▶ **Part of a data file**

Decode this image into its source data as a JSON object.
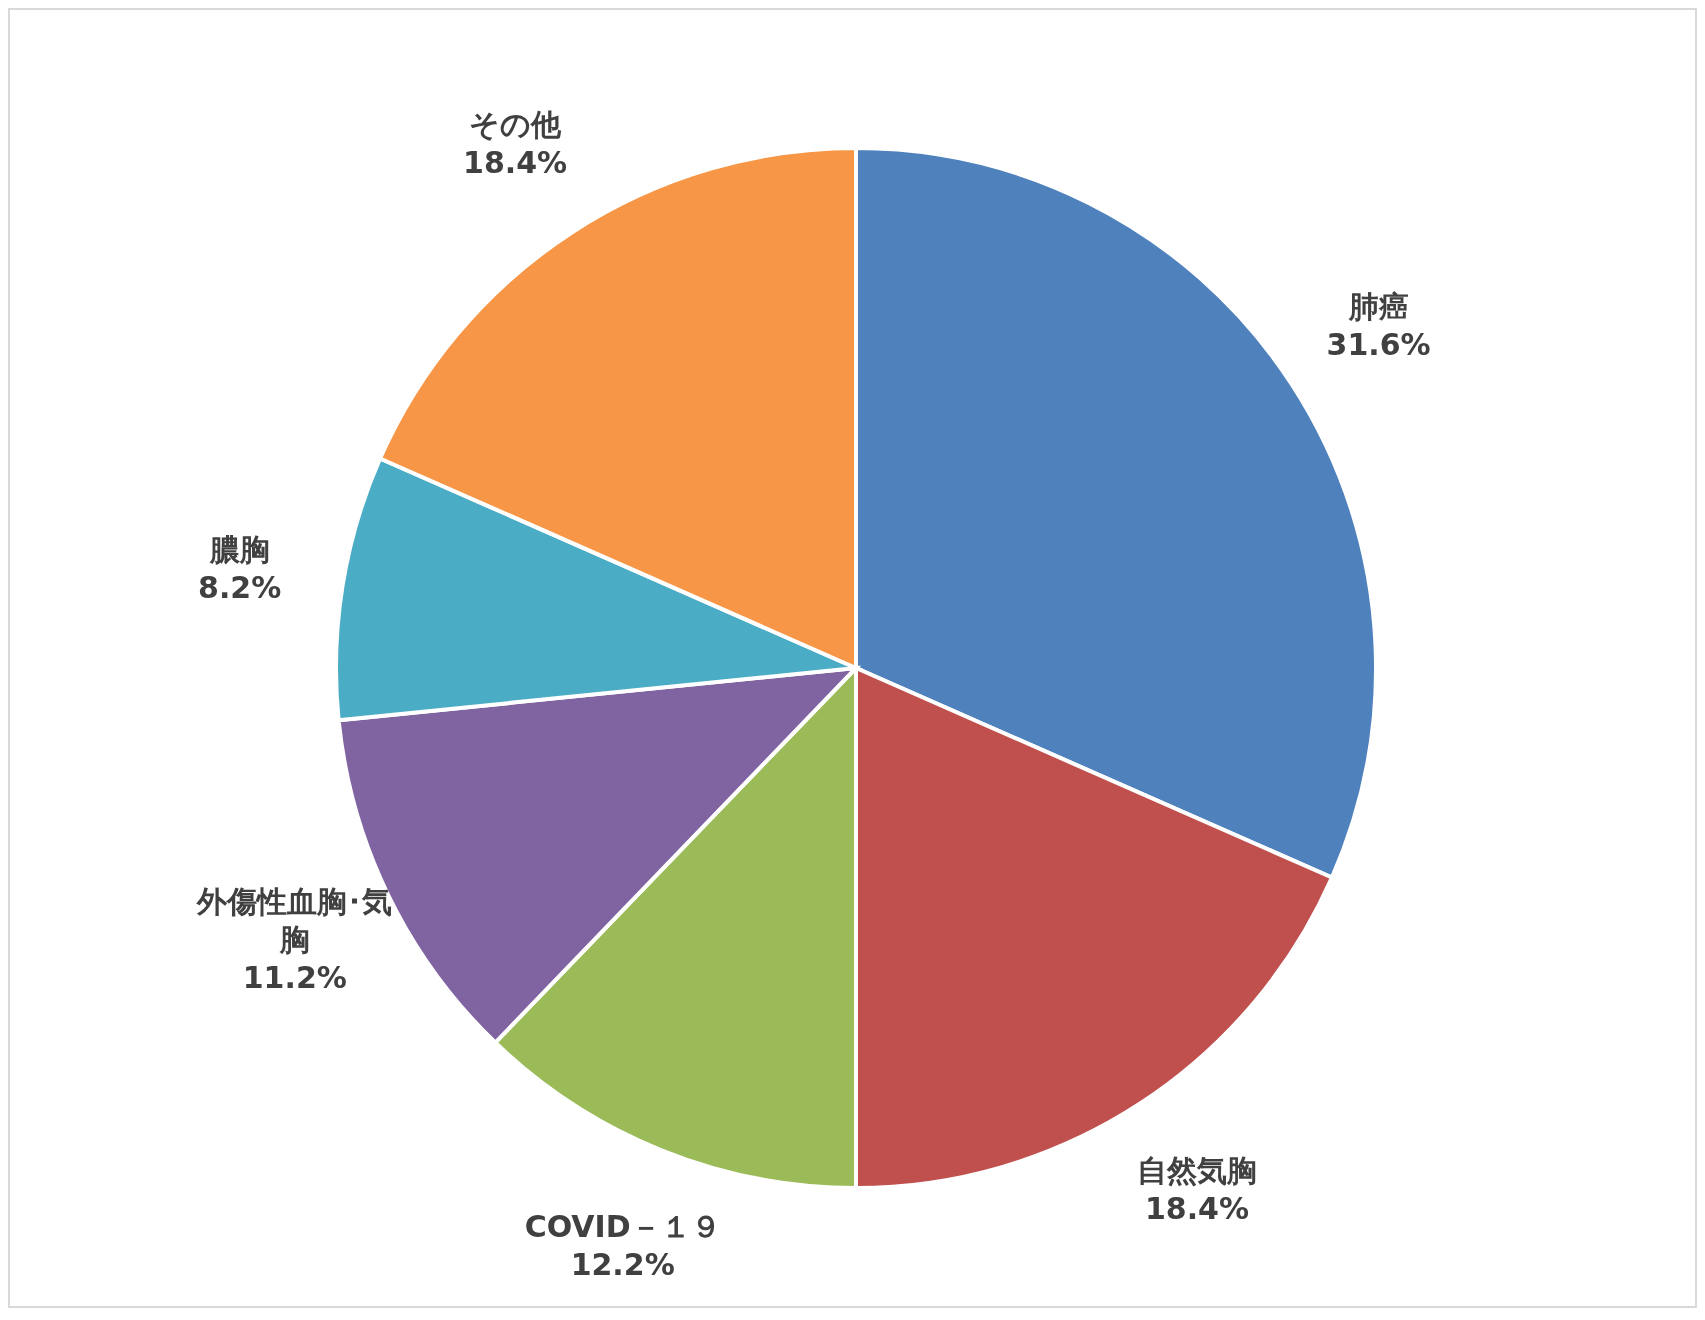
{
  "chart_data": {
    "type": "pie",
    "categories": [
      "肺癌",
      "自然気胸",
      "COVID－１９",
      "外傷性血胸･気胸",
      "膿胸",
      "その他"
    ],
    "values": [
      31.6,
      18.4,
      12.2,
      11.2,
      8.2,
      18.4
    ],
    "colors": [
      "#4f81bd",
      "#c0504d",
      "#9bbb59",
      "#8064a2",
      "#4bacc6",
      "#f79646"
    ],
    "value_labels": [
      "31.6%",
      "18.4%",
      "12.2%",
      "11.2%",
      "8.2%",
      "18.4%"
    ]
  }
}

==

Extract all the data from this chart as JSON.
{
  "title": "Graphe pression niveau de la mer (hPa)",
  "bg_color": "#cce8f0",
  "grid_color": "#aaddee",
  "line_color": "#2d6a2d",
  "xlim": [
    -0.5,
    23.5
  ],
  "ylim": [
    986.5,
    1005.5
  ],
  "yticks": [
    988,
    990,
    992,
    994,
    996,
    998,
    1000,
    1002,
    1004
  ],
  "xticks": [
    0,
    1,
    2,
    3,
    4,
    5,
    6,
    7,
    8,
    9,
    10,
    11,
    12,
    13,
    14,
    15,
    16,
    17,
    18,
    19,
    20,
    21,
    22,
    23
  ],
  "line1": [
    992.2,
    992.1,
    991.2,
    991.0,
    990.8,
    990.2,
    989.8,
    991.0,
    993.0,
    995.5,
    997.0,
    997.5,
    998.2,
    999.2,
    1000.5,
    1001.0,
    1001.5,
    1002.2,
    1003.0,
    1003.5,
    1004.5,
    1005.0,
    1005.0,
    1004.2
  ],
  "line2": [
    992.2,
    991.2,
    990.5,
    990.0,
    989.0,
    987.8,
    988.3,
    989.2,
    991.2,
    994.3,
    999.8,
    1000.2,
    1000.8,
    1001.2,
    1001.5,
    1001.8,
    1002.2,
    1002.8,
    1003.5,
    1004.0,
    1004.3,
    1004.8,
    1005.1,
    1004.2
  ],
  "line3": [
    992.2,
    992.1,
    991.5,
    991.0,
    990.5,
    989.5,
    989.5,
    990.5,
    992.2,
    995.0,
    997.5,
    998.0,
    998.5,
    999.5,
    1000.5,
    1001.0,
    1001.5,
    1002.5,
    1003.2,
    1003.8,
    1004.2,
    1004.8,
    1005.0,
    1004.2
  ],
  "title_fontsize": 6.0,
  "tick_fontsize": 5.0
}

▶ **Given task**
Read the entries and pick out all lines that include the word "this".

▶ **Answer to the exercise**
Decode this image into its source data as a JSON object.
Extract all the data from this chart as JSON.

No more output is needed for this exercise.